EXERCISE PROMPT: Keep only the lines where "Styleguidist" appears.

-*-

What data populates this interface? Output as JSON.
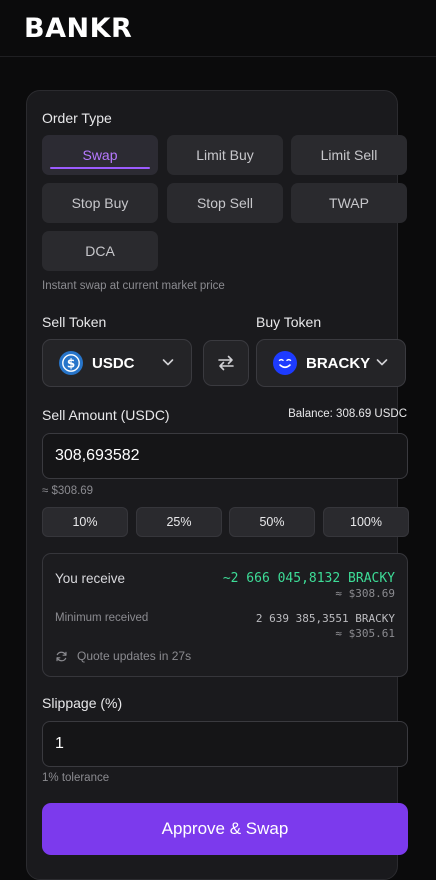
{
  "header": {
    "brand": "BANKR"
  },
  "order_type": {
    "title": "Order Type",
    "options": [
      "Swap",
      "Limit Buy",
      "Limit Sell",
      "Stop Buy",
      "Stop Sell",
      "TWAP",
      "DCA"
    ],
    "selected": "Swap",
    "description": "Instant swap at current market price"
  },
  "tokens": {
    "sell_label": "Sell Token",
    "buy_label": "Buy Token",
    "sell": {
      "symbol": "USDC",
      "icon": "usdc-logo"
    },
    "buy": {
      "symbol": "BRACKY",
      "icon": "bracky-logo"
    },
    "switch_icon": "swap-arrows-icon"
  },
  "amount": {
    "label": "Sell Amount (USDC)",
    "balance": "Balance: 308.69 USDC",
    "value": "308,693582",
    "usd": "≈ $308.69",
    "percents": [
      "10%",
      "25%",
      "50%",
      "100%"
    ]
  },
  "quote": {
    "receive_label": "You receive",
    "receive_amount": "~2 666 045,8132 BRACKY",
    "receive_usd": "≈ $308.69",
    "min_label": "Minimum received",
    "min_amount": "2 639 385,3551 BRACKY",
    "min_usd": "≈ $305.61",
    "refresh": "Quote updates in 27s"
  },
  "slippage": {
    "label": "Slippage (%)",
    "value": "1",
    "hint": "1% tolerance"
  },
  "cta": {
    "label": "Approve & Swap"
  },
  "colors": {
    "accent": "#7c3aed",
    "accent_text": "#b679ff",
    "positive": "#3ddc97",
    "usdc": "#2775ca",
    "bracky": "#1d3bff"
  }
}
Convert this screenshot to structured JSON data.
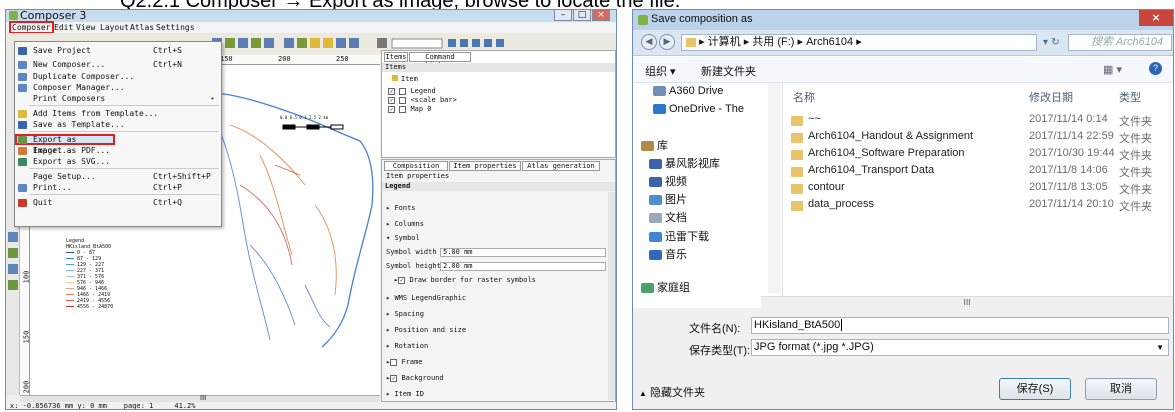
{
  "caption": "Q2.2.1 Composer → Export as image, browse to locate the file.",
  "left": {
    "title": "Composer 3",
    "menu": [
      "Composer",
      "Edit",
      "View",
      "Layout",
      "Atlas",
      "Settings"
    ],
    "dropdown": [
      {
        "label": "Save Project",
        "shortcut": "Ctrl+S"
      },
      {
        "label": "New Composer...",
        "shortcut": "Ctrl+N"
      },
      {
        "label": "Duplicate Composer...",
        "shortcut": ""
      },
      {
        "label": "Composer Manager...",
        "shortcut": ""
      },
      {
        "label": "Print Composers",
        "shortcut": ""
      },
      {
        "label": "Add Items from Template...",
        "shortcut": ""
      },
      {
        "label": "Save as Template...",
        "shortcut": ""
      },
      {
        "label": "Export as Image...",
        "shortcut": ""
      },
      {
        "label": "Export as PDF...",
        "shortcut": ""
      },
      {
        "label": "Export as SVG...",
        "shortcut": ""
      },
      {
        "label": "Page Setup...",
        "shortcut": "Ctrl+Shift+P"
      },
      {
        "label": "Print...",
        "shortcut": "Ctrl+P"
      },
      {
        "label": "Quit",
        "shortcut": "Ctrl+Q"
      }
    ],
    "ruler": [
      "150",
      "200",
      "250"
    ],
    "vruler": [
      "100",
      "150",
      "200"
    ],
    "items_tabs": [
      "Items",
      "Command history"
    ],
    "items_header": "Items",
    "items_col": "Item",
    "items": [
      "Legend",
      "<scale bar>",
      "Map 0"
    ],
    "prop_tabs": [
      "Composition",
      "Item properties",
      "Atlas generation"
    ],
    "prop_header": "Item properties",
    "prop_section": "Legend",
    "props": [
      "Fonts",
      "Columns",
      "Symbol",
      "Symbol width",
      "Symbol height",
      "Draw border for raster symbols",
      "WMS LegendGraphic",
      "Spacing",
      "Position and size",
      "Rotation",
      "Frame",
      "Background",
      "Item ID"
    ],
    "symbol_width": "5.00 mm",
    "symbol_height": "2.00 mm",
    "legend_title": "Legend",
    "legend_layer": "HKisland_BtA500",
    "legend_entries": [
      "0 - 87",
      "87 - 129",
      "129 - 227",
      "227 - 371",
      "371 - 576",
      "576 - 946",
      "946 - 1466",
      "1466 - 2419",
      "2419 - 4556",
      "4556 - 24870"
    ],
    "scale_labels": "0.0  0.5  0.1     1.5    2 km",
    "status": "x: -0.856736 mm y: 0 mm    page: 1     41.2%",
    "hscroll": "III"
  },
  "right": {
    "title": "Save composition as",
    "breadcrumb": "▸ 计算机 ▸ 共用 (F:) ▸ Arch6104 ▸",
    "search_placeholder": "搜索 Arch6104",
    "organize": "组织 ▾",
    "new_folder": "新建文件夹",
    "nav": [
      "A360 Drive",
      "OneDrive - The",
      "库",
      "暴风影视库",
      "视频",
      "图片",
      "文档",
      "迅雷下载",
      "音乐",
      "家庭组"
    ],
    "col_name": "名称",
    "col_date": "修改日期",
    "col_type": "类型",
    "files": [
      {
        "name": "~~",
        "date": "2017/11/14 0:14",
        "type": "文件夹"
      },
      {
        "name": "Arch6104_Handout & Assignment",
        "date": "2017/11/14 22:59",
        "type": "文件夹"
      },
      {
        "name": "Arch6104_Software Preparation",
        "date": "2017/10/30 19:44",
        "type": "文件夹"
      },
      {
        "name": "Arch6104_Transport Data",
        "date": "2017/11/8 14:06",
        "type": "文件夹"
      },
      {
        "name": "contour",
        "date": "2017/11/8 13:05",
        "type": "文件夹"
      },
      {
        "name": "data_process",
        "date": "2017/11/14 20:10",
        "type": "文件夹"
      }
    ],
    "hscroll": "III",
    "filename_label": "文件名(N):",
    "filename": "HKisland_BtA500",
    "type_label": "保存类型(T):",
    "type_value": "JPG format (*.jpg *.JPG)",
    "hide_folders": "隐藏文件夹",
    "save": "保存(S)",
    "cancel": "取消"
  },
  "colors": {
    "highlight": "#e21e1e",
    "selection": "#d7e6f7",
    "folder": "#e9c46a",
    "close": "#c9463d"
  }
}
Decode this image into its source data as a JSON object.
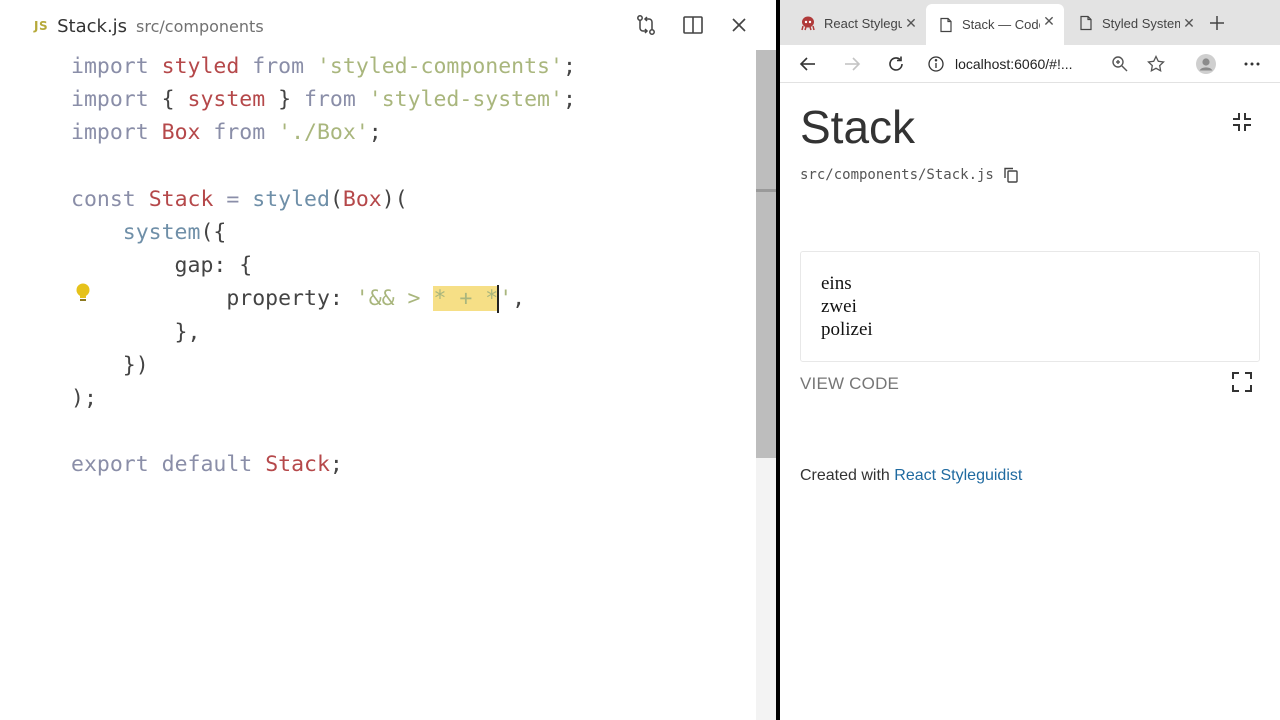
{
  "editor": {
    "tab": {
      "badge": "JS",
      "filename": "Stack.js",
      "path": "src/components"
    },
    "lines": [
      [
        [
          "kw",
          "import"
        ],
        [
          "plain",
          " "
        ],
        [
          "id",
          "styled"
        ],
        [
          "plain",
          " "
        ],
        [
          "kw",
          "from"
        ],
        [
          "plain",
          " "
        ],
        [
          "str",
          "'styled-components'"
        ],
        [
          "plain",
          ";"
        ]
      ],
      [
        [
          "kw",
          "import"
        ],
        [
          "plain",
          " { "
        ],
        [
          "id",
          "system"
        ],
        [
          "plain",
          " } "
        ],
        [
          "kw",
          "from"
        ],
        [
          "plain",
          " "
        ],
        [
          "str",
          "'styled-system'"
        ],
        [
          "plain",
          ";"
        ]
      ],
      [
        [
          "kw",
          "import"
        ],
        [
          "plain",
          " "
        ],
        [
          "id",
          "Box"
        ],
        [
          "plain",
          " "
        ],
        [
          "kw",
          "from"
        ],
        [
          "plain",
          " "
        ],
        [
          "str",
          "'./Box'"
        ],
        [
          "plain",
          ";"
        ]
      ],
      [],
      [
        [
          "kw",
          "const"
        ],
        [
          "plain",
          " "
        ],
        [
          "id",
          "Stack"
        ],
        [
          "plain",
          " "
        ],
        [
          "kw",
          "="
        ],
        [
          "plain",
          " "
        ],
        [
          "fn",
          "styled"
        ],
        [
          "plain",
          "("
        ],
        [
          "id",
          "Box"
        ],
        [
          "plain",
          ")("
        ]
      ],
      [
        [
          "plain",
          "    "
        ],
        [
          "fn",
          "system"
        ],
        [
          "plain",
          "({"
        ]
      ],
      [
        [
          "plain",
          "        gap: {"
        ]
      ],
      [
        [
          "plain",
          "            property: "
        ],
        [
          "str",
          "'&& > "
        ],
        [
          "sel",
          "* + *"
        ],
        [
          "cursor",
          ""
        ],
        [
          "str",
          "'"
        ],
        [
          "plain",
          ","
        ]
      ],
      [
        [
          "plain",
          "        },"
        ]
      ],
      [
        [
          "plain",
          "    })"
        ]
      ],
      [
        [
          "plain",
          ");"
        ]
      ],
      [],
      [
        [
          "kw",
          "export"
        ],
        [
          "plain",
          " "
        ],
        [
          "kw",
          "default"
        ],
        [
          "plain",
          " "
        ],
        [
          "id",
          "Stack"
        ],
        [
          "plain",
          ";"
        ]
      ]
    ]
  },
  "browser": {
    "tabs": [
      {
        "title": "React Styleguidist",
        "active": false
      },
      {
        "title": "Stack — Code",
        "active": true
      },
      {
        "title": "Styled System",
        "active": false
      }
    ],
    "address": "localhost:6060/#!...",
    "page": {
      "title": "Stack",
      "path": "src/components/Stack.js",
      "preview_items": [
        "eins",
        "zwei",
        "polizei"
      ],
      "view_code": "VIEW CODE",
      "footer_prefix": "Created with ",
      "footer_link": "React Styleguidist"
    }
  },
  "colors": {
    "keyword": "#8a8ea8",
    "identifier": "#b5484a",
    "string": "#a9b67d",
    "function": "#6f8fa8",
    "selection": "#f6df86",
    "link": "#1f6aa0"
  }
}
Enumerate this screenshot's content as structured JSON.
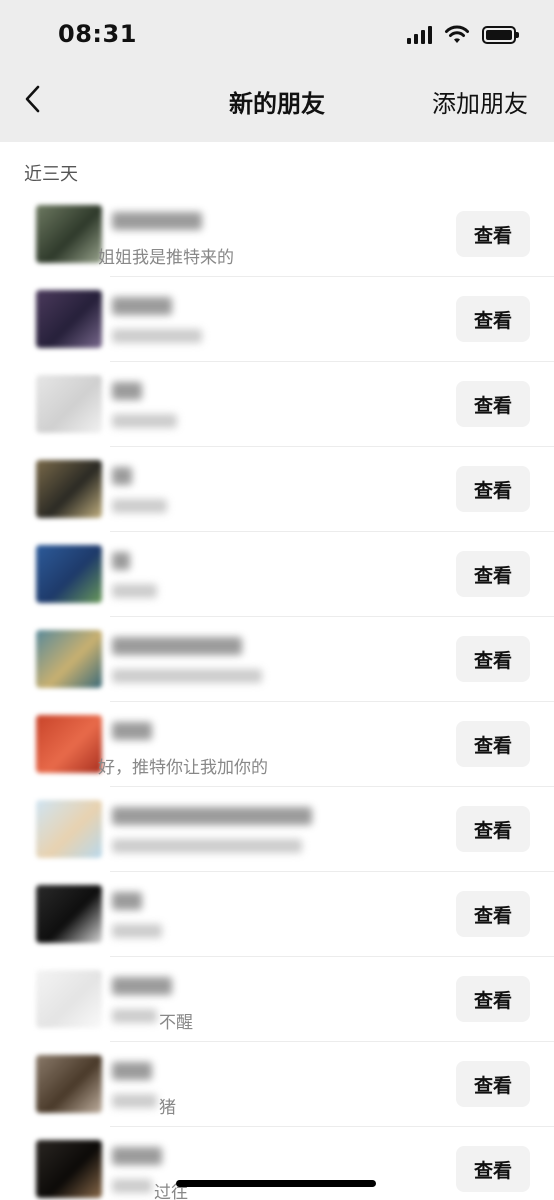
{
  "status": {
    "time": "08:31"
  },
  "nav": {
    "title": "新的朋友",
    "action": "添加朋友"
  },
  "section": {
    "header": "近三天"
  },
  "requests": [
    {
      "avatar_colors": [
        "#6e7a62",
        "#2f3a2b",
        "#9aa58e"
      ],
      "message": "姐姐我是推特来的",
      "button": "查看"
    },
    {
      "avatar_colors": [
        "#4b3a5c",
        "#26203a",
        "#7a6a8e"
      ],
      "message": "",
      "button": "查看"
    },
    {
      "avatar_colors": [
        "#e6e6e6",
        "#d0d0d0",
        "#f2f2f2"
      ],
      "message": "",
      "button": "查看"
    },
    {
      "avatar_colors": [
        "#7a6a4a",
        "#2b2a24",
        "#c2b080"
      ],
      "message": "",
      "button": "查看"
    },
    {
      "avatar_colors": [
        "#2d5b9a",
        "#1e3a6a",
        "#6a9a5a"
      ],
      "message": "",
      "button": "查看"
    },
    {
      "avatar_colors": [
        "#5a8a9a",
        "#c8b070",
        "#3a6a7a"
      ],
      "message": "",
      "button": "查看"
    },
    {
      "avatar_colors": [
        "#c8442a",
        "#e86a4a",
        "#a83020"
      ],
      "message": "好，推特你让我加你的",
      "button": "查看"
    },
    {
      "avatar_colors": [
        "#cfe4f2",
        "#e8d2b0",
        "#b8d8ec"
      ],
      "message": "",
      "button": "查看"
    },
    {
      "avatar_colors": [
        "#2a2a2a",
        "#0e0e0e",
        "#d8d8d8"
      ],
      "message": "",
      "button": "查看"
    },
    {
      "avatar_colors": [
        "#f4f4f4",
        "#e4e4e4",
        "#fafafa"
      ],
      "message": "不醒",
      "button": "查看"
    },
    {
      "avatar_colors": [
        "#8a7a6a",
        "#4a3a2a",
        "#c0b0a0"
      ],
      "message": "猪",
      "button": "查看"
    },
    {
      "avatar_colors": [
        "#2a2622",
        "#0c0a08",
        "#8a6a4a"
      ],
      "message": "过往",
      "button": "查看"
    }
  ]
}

-*-

EXPECTED ANSWER:
        "title": "React Styleguidist",
      "footer_link": "React Styleguidist"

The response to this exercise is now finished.